PAGE EXTRACT:
·····

With q t measured at different time steps during the experiments between the initial condition and the equilibrium, Eq. (2) can be solved for q e and k 1 using the least-squared error method to make the left-hand side and right-hand side as close as possible. This fitting method may sometimes lead to an unrealistic q e (Plazinski et al. 2009). If this happened, q e was confined to within 10 % of the maximum observed q t to find the best solution.The pseudo-second order adsorption model is shown as

$$ \frac{{{\text{d}}q_{t} }}{{{\text{d}}t}} = k_{2} (q_{\text{e}} - q_{t} )^{2} $$
(3)

where k 2 is the pseudo-second-order reaction rate constant [(mg/kg)−1min−1], other symbols were described previously. The integral form of Eq. (3) is

$$ \frac{t}{{q_{t} }} = \frac{1}{{k_{2} q_{\text{e}}^{2} }} + \frac{1}{{q_{\text{e}} }}t $$
(4)

In comparison to the pseudo-first-order model, the pseudo-second-order equation infers q e from the data-fitting result.

To understand the particle-size effects on arsenic adsorption to laterite particles, it is important to recognize the relative importance of the film diffusion and surface reaction rates and the intraparticle diffusion rate. Generally, at the beginning of the experiments, arsenic adsorption primarily occurs on the external surface of the laterite particles. At this stage, film diffusion and surface reaction are the limiting factors. When the external-surface adsorption sites have been mostly consumed, adsorption to the internal surface adsorption sites becomes important. At this point, intraparticle diffusion starts to play a more important role in controlling the adsorption processes. During this time, the amount of adsorbed solute is proportional to the square root of the operating time (Maiti et al. 2007; McKay et al. 1987; McKay and Poots 1980; Singh et al. 1988).

$$ q_{t} = X_{0} + K_{p} t^{0.5} $$
(5)

·····

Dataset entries
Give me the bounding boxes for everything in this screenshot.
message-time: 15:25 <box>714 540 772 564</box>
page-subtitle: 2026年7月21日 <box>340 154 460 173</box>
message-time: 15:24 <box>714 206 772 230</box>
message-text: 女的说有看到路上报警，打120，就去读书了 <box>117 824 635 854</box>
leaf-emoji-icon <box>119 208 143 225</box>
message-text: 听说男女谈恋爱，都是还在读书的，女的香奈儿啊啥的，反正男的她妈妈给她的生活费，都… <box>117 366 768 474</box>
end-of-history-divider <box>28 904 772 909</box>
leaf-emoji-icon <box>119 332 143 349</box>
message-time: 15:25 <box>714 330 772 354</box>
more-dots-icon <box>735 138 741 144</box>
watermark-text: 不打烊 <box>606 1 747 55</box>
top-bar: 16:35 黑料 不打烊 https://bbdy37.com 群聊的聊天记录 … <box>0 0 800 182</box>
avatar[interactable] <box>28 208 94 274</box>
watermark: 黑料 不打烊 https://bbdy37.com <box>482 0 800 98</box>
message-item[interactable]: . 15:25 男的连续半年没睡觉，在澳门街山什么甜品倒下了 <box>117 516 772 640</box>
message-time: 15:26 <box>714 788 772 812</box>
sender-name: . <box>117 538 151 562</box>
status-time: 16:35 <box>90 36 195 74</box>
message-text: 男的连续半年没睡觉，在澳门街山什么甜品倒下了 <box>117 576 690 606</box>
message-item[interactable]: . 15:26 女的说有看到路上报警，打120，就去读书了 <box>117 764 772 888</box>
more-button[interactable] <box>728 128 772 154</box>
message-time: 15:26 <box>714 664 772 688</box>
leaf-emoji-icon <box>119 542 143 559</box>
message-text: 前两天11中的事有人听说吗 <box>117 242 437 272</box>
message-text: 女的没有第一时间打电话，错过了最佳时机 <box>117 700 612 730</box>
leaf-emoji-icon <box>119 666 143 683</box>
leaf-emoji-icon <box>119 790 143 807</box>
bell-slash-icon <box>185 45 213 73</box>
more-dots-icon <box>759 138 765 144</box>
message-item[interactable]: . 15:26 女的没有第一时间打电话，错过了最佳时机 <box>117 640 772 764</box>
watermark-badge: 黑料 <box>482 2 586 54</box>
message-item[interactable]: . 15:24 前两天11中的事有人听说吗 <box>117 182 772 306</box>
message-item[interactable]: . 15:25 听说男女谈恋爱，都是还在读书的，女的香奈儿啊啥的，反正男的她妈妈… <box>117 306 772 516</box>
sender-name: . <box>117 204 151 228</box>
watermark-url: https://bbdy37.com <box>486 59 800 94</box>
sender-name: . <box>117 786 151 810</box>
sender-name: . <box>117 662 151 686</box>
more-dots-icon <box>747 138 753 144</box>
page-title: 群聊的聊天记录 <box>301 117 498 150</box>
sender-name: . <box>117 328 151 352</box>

·····

PARTS OF THE EXERCISE:
1. According to the arsenic adsorption excerpt, where does arsenic adsorption primarily occur at the beginning of the experiments?
2. Repeat the passage of the arsenic adsorption excerpt between "To understand the" and "et al. 1988).", inclusive.

EXPECTED RESULTS:
1. On the external surface of the laterite particles.

2.
To understand the particle-size effects on arsenic adsorption to laterite particles, it is important to recognize the relative importance of the film diffusion and surface reaction rates and the intraparticle diffusion rate. Generally, at the beginning of the experiments, arsenic adsorption primarily occurs on the external surface of the laterite particles. At this stage, film diffusion and surface reaction are the limiting factors. When the external-surface adsorption sites have been mostly consumed, adsorption to the internal surface adsorption sites becomes important. At this point, intraparticle diffusion starts to play a more important role in controlling the adsorption processes. During this time, the amount of adsorbed solute is proportional to the square root of the operating time (Maiti et al. 2007; McKay et al. 1987; McKay and Poots 1980; Singh et al. 1988).